═════ DATA

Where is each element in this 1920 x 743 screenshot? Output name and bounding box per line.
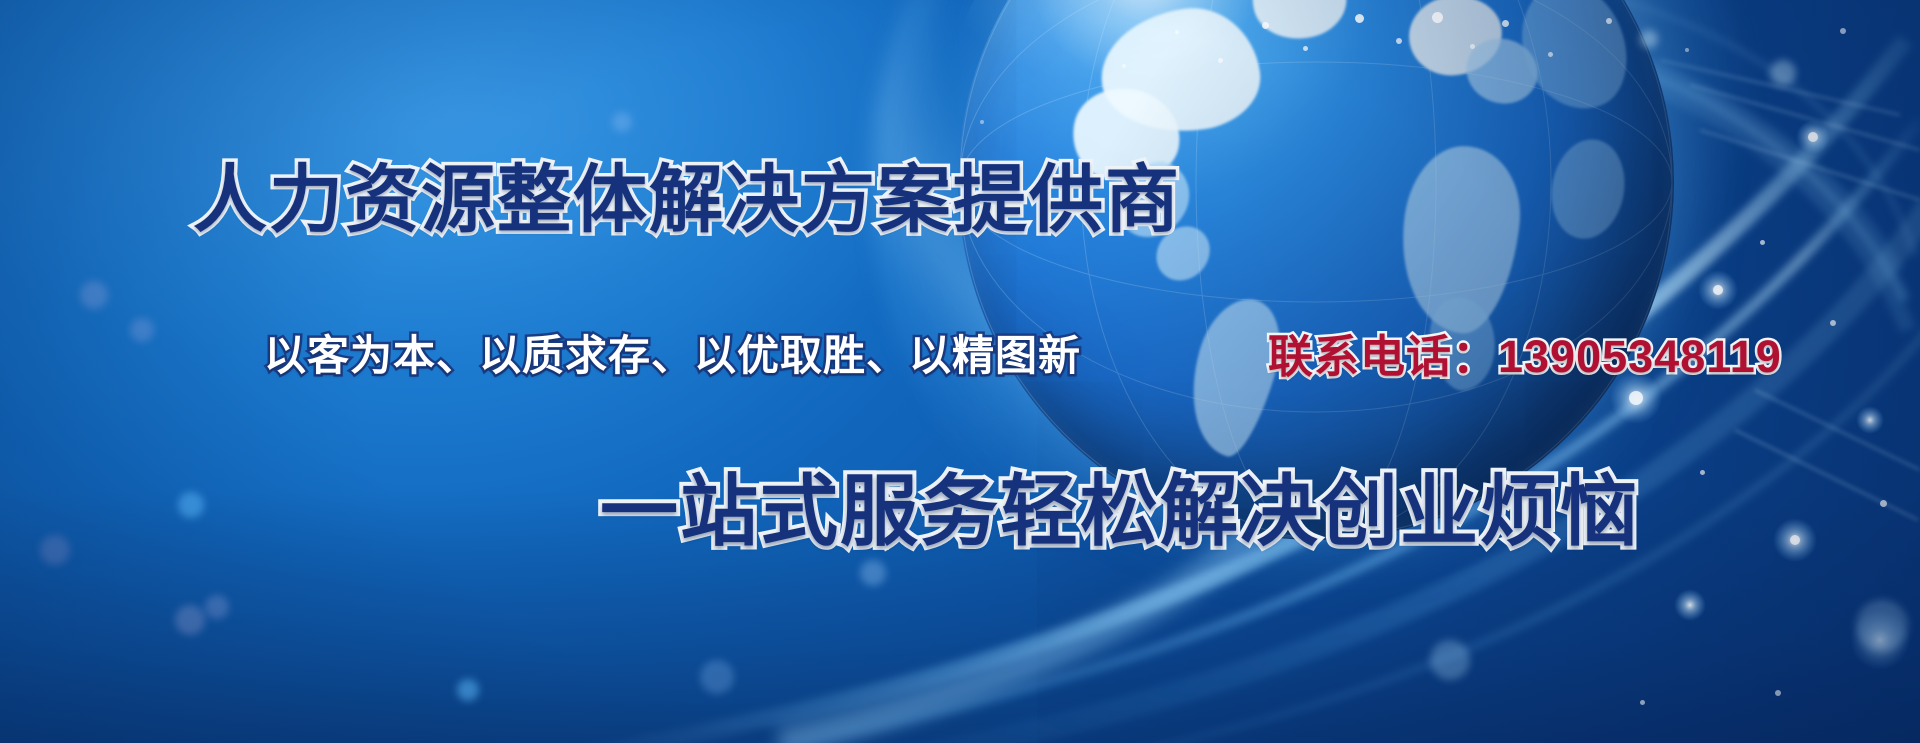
contact-phone[interactable]: 联系电话：13905348119 — [1268, 320, 1782, 385]
banner-headline: 人力资源整体解决方案提供商 — [193, 140, 1181, 247]
banner-tagline: 以客为本、以质求存、以优取胜、以精图新 — [264, 322, 1081, 383]
hr-services-banner: 人力资源整体解决方案提供商 以客为本、以质求存、以优取胜、以精图新 联系电话：1… — [0, 0, 1920, 743]
banner-bottom-slogan: 一站式服务轻松解决创业烦恼 — [600, 449, 1640, 561]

══════════

[TASK DESCRIPTION]:
Reproduce these rows exactly as they are, leaving out the pictures.

[COMPLETED TASK]:
Where is each element in this 1920 x 743 screenshot? Output name and bounding box per line.
contact-phone[interactable]: 联系电话：13905348119 — [1268, 320, 1782, 385]
banner-headline: 人力资源整体解决方案提供商 — [193, 140, 1181, 247]
banner-tagline: 以客为本、以质求存、以优取胜、以精图新 — [264, 322, 1081, 383]
hr-services-banner: 人力资源整体解决方案提供商 以客为本、以质求存、以优取胜、以精图新 联系电话：1… — [0, 0, 1920, 743]
banner-bottom-slogan: 一站式服务轻松解决创业烦恼 — [600, 449, 1640, 561]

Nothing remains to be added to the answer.